==== Dataset entries ====
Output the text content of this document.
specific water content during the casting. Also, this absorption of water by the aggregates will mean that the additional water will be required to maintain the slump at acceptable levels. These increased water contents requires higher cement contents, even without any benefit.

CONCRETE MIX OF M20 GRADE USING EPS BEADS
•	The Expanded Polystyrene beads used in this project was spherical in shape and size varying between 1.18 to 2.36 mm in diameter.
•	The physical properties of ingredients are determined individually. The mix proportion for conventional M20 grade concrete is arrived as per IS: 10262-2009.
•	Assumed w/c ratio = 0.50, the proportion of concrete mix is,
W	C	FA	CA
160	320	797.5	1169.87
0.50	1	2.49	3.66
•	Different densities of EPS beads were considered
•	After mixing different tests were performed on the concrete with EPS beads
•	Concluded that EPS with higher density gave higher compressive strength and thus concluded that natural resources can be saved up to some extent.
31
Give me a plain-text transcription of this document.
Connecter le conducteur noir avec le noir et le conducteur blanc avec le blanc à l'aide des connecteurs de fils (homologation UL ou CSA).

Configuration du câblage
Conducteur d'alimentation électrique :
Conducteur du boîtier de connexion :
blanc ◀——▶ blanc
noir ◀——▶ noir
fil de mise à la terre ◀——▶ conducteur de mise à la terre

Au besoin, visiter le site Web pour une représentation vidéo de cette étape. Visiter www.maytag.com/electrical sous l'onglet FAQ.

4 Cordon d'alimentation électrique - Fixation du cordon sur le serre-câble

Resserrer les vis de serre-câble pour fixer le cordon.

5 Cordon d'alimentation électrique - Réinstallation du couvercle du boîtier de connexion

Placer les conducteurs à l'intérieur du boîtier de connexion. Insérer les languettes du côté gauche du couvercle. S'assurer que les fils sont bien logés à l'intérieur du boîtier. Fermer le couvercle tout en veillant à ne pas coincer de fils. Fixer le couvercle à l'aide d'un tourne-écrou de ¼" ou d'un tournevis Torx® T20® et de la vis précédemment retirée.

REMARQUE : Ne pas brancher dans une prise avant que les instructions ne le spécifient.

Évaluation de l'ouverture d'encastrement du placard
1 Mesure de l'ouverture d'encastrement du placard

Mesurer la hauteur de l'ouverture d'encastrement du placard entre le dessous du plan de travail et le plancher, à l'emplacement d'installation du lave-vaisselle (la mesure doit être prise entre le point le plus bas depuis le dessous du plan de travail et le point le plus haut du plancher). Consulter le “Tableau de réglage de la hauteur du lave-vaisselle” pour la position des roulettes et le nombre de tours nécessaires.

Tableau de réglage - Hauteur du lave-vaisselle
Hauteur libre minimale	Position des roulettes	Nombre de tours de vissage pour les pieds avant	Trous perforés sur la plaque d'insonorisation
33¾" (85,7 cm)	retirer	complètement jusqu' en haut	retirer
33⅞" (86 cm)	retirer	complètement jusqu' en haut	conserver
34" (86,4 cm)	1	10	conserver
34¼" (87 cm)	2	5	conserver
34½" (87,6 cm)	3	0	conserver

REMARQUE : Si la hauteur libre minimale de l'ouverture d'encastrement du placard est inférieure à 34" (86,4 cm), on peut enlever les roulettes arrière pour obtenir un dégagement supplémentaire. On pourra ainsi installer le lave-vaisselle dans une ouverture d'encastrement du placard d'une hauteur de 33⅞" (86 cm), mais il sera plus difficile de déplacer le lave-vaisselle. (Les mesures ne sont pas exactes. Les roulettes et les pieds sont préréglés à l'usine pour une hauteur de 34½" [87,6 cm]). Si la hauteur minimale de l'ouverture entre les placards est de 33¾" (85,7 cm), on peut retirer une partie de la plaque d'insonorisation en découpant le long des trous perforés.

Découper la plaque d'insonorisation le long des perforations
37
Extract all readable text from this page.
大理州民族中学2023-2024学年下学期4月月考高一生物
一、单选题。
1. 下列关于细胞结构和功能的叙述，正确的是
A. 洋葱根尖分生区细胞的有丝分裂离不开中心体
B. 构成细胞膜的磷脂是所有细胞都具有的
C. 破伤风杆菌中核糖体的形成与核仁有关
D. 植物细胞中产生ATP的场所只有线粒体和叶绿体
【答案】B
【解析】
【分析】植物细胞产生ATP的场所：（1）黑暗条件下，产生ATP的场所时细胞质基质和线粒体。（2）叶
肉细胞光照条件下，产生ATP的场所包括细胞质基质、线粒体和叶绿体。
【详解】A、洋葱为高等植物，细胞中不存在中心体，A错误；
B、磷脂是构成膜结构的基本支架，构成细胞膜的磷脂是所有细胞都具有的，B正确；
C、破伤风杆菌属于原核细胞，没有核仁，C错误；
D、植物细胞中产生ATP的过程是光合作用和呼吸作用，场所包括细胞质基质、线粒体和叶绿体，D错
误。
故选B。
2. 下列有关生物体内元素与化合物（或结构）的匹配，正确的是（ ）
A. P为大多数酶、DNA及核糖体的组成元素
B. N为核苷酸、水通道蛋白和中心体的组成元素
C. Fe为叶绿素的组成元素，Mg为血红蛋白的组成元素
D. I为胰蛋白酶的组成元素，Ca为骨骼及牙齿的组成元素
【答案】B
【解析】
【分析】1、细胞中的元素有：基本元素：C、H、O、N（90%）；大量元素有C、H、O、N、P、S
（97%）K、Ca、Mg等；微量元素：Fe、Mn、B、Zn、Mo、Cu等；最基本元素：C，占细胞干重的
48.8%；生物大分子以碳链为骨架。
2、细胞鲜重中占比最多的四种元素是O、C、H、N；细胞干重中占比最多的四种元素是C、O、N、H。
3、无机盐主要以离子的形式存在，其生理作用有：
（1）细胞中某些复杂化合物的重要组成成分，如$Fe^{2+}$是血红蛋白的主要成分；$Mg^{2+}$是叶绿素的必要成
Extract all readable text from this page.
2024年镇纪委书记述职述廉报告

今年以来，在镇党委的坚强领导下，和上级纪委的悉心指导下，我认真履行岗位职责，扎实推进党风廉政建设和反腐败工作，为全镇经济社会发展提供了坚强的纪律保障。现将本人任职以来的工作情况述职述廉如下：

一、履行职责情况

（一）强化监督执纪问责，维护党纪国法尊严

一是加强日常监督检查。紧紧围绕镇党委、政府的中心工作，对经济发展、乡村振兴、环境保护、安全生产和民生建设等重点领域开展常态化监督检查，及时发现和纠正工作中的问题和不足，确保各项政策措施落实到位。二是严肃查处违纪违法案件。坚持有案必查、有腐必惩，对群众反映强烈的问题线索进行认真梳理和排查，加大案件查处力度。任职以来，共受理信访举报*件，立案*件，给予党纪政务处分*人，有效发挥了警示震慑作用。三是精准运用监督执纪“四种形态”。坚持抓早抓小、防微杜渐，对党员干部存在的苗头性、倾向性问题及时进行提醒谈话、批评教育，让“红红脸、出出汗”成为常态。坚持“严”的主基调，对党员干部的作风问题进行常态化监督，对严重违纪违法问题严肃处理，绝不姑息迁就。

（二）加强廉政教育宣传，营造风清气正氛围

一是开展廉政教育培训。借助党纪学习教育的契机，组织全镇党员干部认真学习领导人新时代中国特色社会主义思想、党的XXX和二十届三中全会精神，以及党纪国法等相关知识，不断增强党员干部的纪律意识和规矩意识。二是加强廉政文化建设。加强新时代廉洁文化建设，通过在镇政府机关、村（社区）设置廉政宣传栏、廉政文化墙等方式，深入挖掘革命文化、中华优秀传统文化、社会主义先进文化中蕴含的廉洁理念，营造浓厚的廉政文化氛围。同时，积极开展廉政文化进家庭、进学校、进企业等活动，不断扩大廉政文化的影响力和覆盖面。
====
- _Set task_: Only the number is wanted: how many lines of the data contain the word "构成细胞膜的磷脂是所有细胞都具有的"?

- _Response_: 2